WHAT YOU HAVE TO DO:
Continue the passage on soundproof window costs from its last sentence.

**** PASSAGE ****

Soundproof Window Costs
Soundproof window costs will run anywhere from $25 for box plugs (these do not require professional installation) all the way to $1500 plus for high end replacement windows (this includes professional installation). In between these two extremes are soundproofing inserts that work with the existing window to help reduce outside noises.
Soundproof Window Basics
Soundproof windows help deaden as much exterior noise as possible through a number of methods. The most important of which is by increasing the amount of space between the two panes of glass. Normal double pane windows will have an 1" to 1.75" space between the panes. Soundproof window options will have between 2" and 3" between the two glass panes. This increase in space works to kill much more sound that penetrates the exterior pane. Another way to kill sound is to use two panes of glass that have different thicknesses. And finally, well made seals and high end glazing also help in the soundproofing process. Well made soundproof windows will have an STC rating of 35 or higher (sound studios typically have a 50 to 55 STC rating).
Window Foam Plugs
The simplest and least expensive option is foam plugs that are simply pushed into the window frame. The dense foam blocks out both sound and light (so it's helpful at night, but a huge hinderance during the day). Foam plugs range in price from $25 to $75 depending on the size and thickness of the foam box. These require no professional installation of any kind and they are pretty effective in blocking out sound. However, they are not very attractive and are must be taken out each day and inserted each night - they are really more of a temporary solution for most homeowners.
Soundproof inserts are a cost effective solution that work with your existing windows to greatly reduce exterior noise. The key here is having windows that are in workable shape. The inserts are placed on the inside of the existing window and they create that dead airspace that is so key for killing noise. There are a range of options, from rather flimsy vinyl inserts to high end aluminum frames with a low-e glass. Inserts range anywhere from $75 to $300 fully installed (installation shouldn't exceed $50 to $75 per insert). The downside on inserts is the lack of custom sizes and colors, which don't always fit all frames and may not match well with your interior color scheme. White, off white and grey frame colors are the most popular options. One company that has an interesting new insert is Indow Windows out of Portland, Oregon.

**** SOURCE MATERIAL ****

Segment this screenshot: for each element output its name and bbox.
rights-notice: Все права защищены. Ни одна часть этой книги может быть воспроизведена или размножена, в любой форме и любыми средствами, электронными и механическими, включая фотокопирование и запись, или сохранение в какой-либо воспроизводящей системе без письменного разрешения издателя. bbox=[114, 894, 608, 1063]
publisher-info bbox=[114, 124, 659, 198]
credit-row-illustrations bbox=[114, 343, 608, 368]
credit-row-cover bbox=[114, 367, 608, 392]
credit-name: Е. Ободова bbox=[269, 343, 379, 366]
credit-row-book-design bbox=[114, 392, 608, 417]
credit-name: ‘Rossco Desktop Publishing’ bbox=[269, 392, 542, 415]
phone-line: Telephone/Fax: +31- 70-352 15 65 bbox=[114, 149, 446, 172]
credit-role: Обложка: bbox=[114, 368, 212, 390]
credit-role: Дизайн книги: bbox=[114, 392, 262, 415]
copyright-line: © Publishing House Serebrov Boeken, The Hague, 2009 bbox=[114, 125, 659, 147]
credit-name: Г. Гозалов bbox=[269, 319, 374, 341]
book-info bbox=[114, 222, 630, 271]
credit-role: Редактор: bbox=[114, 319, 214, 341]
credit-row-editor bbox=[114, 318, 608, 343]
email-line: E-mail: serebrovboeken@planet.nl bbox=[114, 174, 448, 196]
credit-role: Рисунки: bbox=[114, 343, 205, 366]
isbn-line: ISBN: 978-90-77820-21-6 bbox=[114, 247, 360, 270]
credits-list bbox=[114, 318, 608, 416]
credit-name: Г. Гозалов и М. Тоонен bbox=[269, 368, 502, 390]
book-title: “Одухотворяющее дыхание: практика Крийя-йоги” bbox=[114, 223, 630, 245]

****

EXPECTED ANSWER:
Replacement Soundproof Windows
Replacement soundproof windows ratchet up the cost into a whole different realm. If your existing windows need to be replaced (i.e. you really need to replace the entire unit) soundproofing replacements can cost anywhere from $600 to $1500 plus fully installed. Soundproof windows use a thicker box frame than other replacement windows to accomodate the deeper space needed for the airspace between the panes.These units also typically use two thicknesses for the two panes of glass (0.50" and 0.75" for example), high end glazing and seals, as well as quality spacers and gas fills. The result is a bulky and well made replacement window that is expensive to make and install. On the plus side, these should be very effective in blocking out sound for a long time to come.
Recommended Manufacturers And Prices
The Serenity Series is a sound control window and gets solid reviews from contractors. A pretty good budget option for a sound control window, which can be very expensive.
Simonton StormBreaker Plus
The Simonton StormBreaker is really more of a hurricane window, but is a well made unit that can be upgraded to serve as a sound control window as well.
CitiQuiet Soundproof Windows
A somewhat expensive window that seems to get some nice reviews from consumers (but we really have very little information on). Refer to their website to learn more about their sound proofing window options.
Milgard Quiet Line
The Milgard Quiet Line is a high end soundproof window that is built and marketed to greatly reduce exterior noise. Some contractors equate this purchase to buying two windows, which is basically reflected in the price.